### What is required
Every entry must be duplicated precisely as written.

### Source data
** Start **

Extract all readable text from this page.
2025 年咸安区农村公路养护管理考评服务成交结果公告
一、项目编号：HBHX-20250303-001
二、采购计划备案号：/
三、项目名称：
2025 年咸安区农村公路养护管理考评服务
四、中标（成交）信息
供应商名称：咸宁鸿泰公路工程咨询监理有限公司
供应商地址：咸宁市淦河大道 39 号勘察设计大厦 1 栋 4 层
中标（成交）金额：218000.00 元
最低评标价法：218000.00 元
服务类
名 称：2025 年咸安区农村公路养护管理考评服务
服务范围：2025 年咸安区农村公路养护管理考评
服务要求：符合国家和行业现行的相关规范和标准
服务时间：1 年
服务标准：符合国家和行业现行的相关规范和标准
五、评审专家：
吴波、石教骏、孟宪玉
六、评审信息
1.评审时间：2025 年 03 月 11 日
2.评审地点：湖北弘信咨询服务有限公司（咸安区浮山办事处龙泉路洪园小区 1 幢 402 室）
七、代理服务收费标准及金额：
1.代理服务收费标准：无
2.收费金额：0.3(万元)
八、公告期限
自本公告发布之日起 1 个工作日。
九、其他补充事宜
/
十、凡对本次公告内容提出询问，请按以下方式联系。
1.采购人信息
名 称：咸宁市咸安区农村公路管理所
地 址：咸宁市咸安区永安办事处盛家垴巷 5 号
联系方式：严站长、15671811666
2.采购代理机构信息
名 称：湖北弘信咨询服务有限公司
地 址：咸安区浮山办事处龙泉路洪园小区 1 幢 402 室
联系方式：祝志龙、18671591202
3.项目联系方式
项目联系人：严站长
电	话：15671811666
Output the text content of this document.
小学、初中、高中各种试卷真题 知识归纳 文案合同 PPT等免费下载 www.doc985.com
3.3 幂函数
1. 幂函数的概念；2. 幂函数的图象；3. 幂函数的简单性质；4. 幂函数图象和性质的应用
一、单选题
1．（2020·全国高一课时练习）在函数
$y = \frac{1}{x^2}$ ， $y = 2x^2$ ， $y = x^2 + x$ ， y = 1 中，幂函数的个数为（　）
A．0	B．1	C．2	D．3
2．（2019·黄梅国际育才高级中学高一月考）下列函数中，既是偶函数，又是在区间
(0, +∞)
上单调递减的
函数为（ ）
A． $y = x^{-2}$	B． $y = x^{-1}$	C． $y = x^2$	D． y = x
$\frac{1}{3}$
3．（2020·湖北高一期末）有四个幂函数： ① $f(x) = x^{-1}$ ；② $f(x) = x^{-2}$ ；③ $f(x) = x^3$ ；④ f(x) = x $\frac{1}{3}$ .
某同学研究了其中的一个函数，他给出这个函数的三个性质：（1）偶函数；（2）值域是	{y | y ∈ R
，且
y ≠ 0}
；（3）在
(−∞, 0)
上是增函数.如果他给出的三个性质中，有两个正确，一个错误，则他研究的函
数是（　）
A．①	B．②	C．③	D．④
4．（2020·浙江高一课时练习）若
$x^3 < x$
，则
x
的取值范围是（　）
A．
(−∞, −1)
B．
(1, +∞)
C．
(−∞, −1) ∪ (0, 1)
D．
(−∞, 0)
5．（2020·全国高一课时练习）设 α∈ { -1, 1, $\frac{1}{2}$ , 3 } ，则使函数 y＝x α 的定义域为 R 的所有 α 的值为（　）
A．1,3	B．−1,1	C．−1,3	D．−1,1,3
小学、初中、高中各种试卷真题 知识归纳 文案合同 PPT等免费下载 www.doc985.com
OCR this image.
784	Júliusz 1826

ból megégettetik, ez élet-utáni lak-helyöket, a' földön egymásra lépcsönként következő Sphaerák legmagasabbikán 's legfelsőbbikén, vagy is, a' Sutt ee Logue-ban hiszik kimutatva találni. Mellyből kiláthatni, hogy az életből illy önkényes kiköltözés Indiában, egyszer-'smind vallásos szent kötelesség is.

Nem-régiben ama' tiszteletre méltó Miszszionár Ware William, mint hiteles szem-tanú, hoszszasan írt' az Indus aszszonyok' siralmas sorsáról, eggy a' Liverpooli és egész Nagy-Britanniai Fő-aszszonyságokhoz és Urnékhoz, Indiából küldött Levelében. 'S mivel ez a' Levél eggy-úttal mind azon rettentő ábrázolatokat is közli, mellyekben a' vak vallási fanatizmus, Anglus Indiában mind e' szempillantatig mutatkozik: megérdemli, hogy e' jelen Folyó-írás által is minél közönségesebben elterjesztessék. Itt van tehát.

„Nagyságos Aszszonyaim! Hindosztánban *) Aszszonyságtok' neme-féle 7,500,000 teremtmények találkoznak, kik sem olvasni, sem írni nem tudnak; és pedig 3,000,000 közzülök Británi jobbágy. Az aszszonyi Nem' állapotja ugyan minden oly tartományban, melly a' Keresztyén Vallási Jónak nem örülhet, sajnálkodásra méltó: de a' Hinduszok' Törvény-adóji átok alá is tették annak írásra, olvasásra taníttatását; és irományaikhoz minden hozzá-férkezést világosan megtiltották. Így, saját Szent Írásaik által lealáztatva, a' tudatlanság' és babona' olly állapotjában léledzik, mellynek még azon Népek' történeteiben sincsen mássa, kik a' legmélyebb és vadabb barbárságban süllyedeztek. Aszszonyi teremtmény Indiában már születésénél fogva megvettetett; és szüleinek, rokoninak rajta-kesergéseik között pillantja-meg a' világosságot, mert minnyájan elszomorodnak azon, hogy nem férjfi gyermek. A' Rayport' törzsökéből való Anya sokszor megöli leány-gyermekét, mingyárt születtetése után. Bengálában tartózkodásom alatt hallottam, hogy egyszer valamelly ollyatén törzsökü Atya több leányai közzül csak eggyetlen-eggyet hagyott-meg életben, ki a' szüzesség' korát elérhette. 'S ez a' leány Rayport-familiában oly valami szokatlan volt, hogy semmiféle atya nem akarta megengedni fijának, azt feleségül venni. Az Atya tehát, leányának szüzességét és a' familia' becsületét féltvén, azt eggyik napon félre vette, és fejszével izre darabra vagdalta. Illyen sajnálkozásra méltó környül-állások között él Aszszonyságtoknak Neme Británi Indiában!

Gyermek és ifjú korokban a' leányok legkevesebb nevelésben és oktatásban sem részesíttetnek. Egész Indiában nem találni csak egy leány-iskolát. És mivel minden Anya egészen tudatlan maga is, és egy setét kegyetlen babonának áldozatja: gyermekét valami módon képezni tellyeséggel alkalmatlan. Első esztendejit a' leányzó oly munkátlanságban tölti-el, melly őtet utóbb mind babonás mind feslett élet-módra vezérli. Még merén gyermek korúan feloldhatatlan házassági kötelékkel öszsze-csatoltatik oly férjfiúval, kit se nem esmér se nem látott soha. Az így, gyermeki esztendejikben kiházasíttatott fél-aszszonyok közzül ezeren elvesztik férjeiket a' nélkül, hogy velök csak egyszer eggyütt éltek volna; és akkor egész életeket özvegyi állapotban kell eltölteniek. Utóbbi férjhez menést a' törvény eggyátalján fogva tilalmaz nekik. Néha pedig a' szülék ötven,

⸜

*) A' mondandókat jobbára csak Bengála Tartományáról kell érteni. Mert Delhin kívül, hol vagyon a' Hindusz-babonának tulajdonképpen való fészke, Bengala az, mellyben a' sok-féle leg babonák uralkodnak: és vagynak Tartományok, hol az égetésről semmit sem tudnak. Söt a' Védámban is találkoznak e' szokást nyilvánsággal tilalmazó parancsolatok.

** End **

### Result
Extract all readable text from this page.
2025 年咸安区农村公路养护管理考评服务成交结果公告
一、项目编号：HBHX-20250303-001
二、采购计划备案号：/
三、项目名称：
2025 年咸安区农村公路养护管理考评服务
四、中标（成交）信息
供应商名称：咸宁鸿泰公路工程咨询监理有限公司
供应商地址：咸宁市淦河大道 39 号勘察设计大厦 1 栋 4 层
中标（成交）金额：218000.00 元
最低评标价法：218000.00 元
服务类
名 称：2025 年咸安区农村公路养护管理考评服务
服务范围：2025 年咸安区农村公路养护管理考评
服务要求：符合国家和行业现行的相关规范和标准
服务时间：1 年
服务标准：符合国家和行业现行的相关规范和标准
五、评审专家：
吴波、石教骏、孟宪玉
六、评审信息
1.评审时间：2025 年 03 月 11 日
2.评审地点：湖北弘信咨询服务有限公司（咸安区浮山办事处龙泉路洪园小区 1 幢 402 室）
七、代理服务收费标准及金额：
1.代理服务收费标准：无
2.收费金额：0.3(万元)
八、公告期限
自本公告发布之日起 1 个工作日。
九、其他补充事宜
/
十、凡对本次公告内容提出询问，请按以下方式联系。
1.采购人信息
名 称：咸宁市咸安区农村公路管理所
地 址：咸宁市咸安区永安办事处盛家垴巷 5 号
联系方式：严站长、15671811666
2.采购代理机构信息
名 称：湖北弘信咨询服务有限公司
地 址：咸安区浮山办事处龙泉路洪园小区 1 幢 402 室
联系方式：祝志龙、18671591202
3.项目联系方式
项目联系人：严站长
电	话：15671811666
Output the text content of this document.
小学、初中、高中各种试卷真题 知识归纳 文案合同 PPT等免费下载 www.doc985.com
3.3 幂函数
1. 幂函数的概念；2. 幂函数的图象；3. 幂函数的简单性质；4. 幂函数图象和性质的应用
一、单选题
1．（2020·全国高一课时练习）在函数
$y = \frac{1}{x^2}$ ， $y = 2x^2$ ， $y = x^2 + x$ ， y = 1 中，幂函数的个数为（　）
A．0	B．1	C．2	D．3
2．（2019·黄梅国际育才高级中学高一月考）下列函数中，既是偶函数，又是在区间
(0, +∞)
上单调递减的
函数为（ ）
A． $y = x^{-2}$	B． $y = x^{-1}$	C． $y = x^2$	D． y = x
$\frac{1}{3}$
3．（2020·湖北高一期末）有四个幂函数： ① $f(x) = x^{-1}$ ；② $f(x) = x^{-2}$ ；③ $f(x) = x^3$ ；④ f(x) = x $\frac{1}{3}$ .
某同学研究了其中的一个函数，他给出这个函数的三个性质：（1）偶函数；（2）值域是	{y | y ∈ R
，且
y ≠ 0}
；（3）在
(−∞, 0)
上是增函数.如果他给出的三个性质中，有两个正确，一个错误，则他研究的函
数是（　）
A．①	B．②	C．③	D．④
4．（2020·浙江高一课时练习）若
$x^3 < x$
，则
x
的取值范围是（　）
A．
(−∞, −1)
B．
(1, +∞)
C．
(−∞, −1) ∪ (0, 1)
D．
(−∞, 0)
5．（2020·全国高一课时练习）设 α∈ { -1, 1, $\frac{1}{2}$ , 3 } ，则使函数 y＝x α 的定义域为 R 的所有 α 的值为（　）
A．1,3	B．−1,1	C．−1,3	D．−1,1,3
小学、初中、高中各种试卷真题 知识归纳 文案合同 PPT等免费下载 www.doc985.com
OCR this image.
784	Júliusz 1826

ból megégettetik, ez élet-utáni lak-helyöket, a' földön egymásra lépcsönként következő Sphaerák legmagasabbikán 's legfelsőbbikén, vagy is, a' Sutt ee Logue-ban hiszik kimutatva találni. Mellyből kiláthatni, hogy az életből illy önkényes kiköltözés Indiában, egyszer-'smind vallásos szent kötelesség is.

Nem-régiben ama' tiszteletre méltó Miszszionár Ware William, mint hiteles szem-tanú, hoszszasan írt' az Indus aszszonyok' siralmas sorsáról, eggy a' Liverpooli és egész Nagy-Britanniai Fő-aszszonyságokhoz és Urnékhoz, Indiából küldött Levelében. 'S mivel ez a' Levél eggy-úttal mind azon rettentő ábrázolatokat is közli, mellyekben a' vak vallási fanatizmus, Anglus Indiában mind e' szempillantatig mutatkozik: megérdemli, hogy e' jelen Folyó-írás által is minél közönségesebben elterjesztessék. Itt van tehát.

„Nagyságos Aszszonyaim! Hindosztánban *) Aszszonyságtok' neme-féle 7,500,000 teremtmények találkoznak, kik sem olvasni, sem írni nem tudnak; és pedig 3,000,000 közzülök Británi jobbágy. Az aszszonyi Nem' állapotja ugyan minden oly tartományban, melly a' Keresztyén Vallási Jónak nem örülhet, sajnálkodásra méltó: de a' Hinduszok' Törvény-adóji átok alá is tették annak írásra, olvasásra taníttatását; és irományaikhoz minden hozzá-férkezést világosan megtiltották. Így, saját Szent Írásaik által lealáztatva, a' tudatlanság' és babona' olly állapotjában léledzik, mellynek még azon Népek' történeteiben sincsen mássa, kik a' legmélyebb és vadabb barbárságban süllyedeztek. Aszszonyi teremtmény Indiában már születésénél fogva megvettetett; és szüleinek, rokoninak rajta-kesergéseik között pillantja-meg a' világosságot, mert minnyájan elszomorodnak azon, hogy nem férjfi gyermek. A' Rayport' törzsökéből való Anya sokszor megöli leány-gyermekét, mingyárt születtetése után. Bengálában tartózkodásom alatt hallottam, hogy egyszer valamelly ollyatén törzsökü Atya több leányai közzül csak eggyetlen-eggyet hagyott-meg életben, ki a' szüzesség' korát elérhette. 'S ez a' leány Rayport-familiában oly valami szokatlan volt, hogy semmiféle atya nem akarta megengedni fijának, azt feleségül venni. Az Atya tehát, leányának szüzességét és a' familia' becsületét féltvén, azt eggyik napon félre vette, és fejszével izre darabra vagdalta. Illyen sajnálkozásra méltó környül-állások között él Aszszonyságtoknak Neme Británi Indiában!

Gyermek és ifjú korokban a' leányok legkevesebb nevelésben és oktatásban sem részesíttetnek. Egész Indiában nem találni csak egy leány-iskolát. És mivel minden Anya egészen tudatlan maga is, és egy setét kegyetlen babonának áldozatja: gyermekét valami módon képezni tellyeséggel alkalmatlan. Első esztendejit a' leányzó oly munkátlanságban tölti-el, melly őtet utóbb mind babonás mind feslett élet-módra vezérli. Még merén gyermek korúan feloldhatatlan házassági kötelékkel öszsze-csatoltatik oly férjfiúval, kit se nem esmér se nem látott soha. Az így, gyermeki esztendejikben kiházasíttatott fél-aszszonyok közzül ezeren elvesztik férjeiket a' nélkül, hogy velök csak egyszer eggyütt éltek volna; és akkor egész életeket özvegyi állapotban kell eltölteniek. Utóbbi férjhez menést a' törvény eggyátalján fogva tilalmaz nekik. Néha pedig a' szülék ötven,

⸜

*) A' mondandókat jobbára csak Bengála Tartományáról kell érteni. Mert Delhin kívül, hol vagyon a' Hindusz-babonának tulajdonképpen való fészke, Bengala az, mellyben a' sok-féle leg babonák uralkodnak: és vagynak Tartományok, hol az égetésről semmit sem tudnak. Söt a' Védámban is találkoznak e' szokást nyilvánsággal tilalmazó parancsolatok.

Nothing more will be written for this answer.